Written task:
Return all lines below containing the word "Очень".

Data shown:
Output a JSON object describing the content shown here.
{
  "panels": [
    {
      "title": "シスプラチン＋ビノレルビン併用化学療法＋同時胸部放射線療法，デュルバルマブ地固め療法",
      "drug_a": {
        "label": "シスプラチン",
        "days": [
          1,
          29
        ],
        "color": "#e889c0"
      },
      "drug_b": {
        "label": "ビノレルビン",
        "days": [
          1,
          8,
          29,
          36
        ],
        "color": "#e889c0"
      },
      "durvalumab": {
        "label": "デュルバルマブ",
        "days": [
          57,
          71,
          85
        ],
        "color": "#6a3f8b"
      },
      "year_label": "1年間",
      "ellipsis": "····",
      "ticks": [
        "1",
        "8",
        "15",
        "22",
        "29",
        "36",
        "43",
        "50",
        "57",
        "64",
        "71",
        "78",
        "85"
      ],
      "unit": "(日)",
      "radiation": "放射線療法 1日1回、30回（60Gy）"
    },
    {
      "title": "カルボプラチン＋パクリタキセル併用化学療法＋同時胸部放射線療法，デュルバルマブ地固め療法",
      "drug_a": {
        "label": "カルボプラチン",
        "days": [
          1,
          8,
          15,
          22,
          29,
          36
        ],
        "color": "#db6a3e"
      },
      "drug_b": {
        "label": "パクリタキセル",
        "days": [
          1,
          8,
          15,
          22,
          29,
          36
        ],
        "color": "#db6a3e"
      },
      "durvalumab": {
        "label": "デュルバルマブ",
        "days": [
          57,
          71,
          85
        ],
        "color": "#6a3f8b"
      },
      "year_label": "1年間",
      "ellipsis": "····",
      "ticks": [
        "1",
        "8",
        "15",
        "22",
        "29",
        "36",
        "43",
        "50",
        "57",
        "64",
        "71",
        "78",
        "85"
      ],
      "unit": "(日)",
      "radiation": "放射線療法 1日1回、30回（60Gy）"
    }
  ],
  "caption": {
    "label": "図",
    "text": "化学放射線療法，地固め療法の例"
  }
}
--
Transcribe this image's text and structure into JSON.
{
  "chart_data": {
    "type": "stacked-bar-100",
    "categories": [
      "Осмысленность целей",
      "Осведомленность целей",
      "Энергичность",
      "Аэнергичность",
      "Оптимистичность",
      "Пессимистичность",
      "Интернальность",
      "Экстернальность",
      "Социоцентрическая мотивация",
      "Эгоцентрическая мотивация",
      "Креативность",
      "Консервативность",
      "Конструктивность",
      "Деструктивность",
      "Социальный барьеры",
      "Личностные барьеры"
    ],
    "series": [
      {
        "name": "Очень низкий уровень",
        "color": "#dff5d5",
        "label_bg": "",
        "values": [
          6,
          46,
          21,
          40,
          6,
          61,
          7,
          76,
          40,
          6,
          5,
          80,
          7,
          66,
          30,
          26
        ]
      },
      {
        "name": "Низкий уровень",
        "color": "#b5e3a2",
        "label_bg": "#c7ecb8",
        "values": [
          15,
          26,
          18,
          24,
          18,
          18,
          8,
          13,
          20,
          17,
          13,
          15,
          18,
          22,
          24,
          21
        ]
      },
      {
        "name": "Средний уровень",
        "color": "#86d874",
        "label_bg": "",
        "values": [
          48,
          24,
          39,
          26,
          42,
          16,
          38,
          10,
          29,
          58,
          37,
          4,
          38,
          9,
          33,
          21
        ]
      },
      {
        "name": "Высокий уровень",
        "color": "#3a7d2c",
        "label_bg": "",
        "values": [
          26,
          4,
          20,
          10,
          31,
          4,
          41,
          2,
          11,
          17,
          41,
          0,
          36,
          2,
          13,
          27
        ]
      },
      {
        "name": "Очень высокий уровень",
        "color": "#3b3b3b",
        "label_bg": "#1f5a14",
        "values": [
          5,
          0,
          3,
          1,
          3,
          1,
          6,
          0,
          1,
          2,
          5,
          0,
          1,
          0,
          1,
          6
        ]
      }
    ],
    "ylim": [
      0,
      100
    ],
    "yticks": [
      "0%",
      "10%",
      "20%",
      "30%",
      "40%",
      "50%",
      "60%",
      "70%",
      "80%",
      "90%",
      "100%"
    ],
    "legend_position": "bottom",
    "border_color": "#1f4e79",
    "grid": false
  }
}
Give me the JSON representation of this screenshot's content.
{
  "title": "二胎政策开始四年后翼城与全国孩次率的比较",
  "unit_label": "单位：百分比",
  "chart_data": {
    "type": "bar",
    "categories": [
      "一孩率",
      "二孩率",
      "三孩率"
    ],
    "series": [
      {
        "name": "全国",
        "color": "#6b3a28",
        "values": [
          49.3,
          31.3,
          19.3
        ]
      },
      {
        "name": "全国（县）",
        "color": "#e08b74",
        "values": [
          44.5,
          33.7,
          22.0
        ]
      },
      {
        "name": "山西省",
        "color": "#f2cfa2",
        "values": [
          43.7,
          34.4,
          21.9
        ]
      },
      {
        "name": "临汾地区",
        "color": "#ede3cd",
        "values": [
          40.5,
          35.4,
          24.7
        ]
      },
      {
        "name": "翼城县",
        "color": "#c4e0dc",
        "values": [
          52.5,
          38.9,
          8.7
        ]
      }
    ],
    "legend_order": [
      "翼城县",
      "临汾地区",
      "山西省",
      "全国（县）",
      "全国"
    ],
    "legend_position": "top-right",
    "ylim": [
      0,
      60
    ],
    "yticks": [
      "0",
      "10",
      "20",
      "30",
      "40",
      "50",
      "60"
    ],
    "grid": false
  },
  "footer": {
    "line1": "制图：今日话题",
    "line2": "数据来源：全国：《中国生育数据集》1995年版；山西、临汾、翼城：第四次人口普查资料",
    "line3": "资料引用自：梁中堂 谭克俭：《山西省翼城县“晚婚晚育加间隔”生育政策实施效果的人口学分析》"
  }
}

The completed task:
        "name": "Очень низкий уровень",
        "name": "Очень высокий уровень",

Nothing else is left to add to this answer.